To paraphrase Joyce Kilmer:

Models are made by fools like you and me

But only real integrative minds can make it gounded on reality.

---------------------------------------------------------------

PS. I got the data from Yahoo! Finance (http://finance.yahoo.com) which I think is one of the more friendler consumer-orientated finance sites on the web for all the indices from January 2000 till August 2009.

In the first model, I used OLS, for the second model I used Weighted Least Squares with the last observations weighted 10x more than the older data.

The residuals, by the way, for the first model are slightly heteroscedastic. The second one fared better. Both models, however, fail the Durbin-Watson Tests, which means they are autocorrelated at order 1. The models also fail the more general Breusch-Godfrey Test, which means there are higher AC-orders.

My suggestion: use time-series if you are really interested. ARIMA would do you good - and GARCH modeling.

It seems you are bumping up agsainst the limits of correlation. There are limits to knowing in something as dynamic the global stock market, but would a qualitative approach, followed by an experimental approach take you a step further in your quest for understanding. With semantic computing progressing, it would seem that large scale qualitative study is becoming possible.

P.S. I doubt all but a few could distinguish you from a statistician. I think your sex appeal is safely secured for the time being.

============

Complete the following:
**a.** List each statistical method or test that the forum post on modeling stock indices names by a proper name or abbreviation.
**b.** Carry on the forum post on modeling stock indices for a few sentences, beginning after its final sentence.
The items that come after the forum post on modeling stock indices are separate material and have no connection to it.

============

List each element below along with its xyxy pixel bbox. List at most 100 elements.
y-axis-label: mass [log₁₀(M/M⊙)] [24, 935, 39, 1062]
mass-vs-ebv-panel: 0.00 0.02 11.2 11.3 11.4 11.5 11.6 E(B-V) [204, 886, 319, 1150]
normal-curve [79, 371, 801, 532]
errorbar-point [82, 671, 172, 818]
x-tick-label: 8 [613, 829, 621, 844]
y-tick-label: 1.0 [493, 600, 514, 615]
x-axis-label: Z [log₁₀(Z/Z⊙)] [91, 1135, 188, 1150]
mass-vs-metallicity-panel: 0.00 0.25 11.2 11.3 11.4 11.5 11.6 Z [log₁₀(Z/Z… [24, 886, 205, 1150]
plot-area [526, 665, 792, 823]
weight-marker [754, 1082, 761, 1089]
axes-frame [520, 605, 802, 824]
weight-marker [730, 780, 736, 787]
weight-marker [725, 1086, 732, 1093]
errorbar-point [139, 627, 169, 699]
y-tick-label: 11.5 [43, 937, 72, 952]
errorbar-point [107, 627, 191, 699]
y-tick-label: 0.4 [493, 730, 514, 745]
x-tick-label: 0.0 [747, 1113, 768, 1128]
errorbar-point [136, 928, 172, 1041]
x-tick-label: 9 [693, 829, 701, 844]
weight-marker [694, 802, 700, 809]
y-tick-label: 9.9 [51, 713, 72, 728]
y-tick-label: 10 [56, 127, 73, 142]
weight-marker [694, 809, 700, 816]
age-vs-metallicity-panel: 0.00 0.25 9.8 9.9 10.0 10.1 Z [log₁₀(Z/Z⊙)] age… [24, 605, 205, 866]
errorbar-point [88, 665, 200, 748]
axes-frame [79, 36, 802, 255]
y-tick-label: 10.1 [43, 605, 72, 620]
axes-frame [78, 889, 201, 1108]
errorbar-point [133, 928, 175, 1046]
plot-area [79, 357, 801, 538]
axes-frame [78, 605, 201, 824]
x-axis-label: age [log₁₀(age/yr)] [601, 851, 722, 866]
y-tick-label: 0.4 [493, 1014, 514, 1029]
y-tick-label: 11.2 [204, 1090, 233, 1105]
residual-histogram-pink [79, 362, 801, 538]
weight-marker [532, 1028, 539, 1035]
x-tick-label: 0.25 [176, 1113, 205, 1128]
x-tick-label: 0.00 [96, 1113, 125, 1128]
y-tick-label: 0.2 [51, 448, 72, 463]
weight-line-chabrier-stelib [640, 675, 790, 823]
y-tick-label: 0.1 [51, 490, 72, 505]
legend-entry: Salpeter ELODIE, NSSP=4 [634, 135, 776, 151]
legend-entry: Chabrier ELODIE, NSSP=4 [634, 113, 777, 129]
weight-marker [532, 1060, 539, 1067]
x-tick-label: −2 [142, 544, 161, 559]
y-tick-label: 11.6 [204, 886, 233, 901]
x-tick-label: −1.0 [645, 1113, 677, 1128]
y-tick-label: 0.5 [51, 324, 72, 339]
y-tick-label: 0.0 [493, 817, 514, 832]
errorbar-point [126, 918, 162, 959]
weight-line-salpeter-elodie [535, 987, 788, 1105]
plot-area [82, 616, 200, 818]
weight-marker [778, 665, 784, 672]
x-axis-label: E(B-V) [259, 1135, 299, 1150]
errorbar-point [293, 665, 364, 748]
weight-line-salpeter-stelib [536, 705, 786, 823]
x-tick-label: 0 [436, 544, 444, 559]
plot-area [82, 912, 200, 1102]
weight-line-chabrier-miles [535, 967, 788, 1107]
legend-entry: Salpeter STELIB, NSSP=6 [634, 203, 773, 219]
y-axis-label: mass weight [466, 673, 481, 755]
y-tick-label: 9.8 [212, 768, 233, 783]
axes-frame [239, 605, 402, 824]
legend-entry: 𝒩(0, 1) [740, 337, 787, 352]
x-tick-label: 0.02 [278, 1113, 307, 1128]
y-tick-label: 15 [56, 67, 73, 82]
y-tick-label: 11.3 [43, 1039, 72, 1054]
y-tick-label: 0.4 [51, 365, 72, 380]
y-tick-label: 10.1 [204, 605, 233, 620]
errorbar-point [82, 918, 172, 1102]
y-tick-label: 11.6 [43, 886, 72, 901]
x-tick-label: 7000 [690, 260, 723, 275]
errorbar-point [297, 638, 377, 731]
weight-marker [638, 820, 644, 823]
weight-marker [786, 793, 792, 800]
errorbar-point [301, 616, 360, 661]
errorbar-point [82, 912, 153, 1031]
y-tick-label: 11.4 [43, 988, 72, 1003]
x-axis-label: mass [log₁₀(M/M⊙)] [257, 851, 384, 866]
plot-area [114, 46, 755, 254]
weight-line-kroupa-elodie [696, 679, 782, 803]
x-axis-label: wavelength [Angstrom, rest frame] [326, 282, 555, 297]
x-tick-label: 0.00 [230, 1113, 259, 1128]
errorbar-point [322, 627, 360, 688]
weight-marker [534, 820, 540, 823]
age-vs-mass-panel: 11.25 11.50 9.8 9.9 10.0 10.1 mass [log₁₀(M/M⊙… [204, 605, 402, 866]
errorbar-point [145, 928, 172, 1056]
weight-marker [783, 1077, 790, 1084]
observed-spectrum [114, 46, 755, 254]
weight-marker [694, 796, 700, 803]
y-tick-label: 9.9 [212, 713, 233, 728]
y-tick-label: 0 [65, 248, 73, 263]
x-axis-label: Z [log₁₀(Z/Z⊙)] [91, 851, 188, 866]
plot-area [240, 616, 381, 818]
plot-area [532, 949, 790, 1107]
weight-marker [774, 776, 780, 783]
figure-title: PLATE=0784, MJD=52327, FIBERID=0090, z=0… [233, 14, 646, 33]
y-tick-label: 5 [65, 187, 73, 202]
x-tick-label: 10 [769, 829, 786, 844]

============

Outputs:
**a.** OLS, Weighted Least Squares, Durbin-Watson Tests, Breusch-Godfrey Test, ARIMA, GARCH

**b.**
Posted by: Howard | 13 August 2009 at 11:21

Indeed, I am challenging the rules of correlation. And indeed, there are limits to learning something as dynamic as the stock market. My point was more to say "hey, if I wanted to create an equation between two things, it can be done... and it may prove to be statistically significant and logical and obey rules and assumptions [the above doesn't :)]".

I would agree with you that there is a need for a qualitative-quantitative approach in understanding data. We live in a data-rich world - where data is simply available, and software that can crunch numbers are also cheaper, more widely available...

But that doesn't mean we are narrowing the gap between what is happening really.

I think there is hope in semantic computing and statistical relational learning and methods. I think the social media revolution is not just about the connections between people - but the connections between information bits. And that's where we need to evolve to.

Thanks for the comments!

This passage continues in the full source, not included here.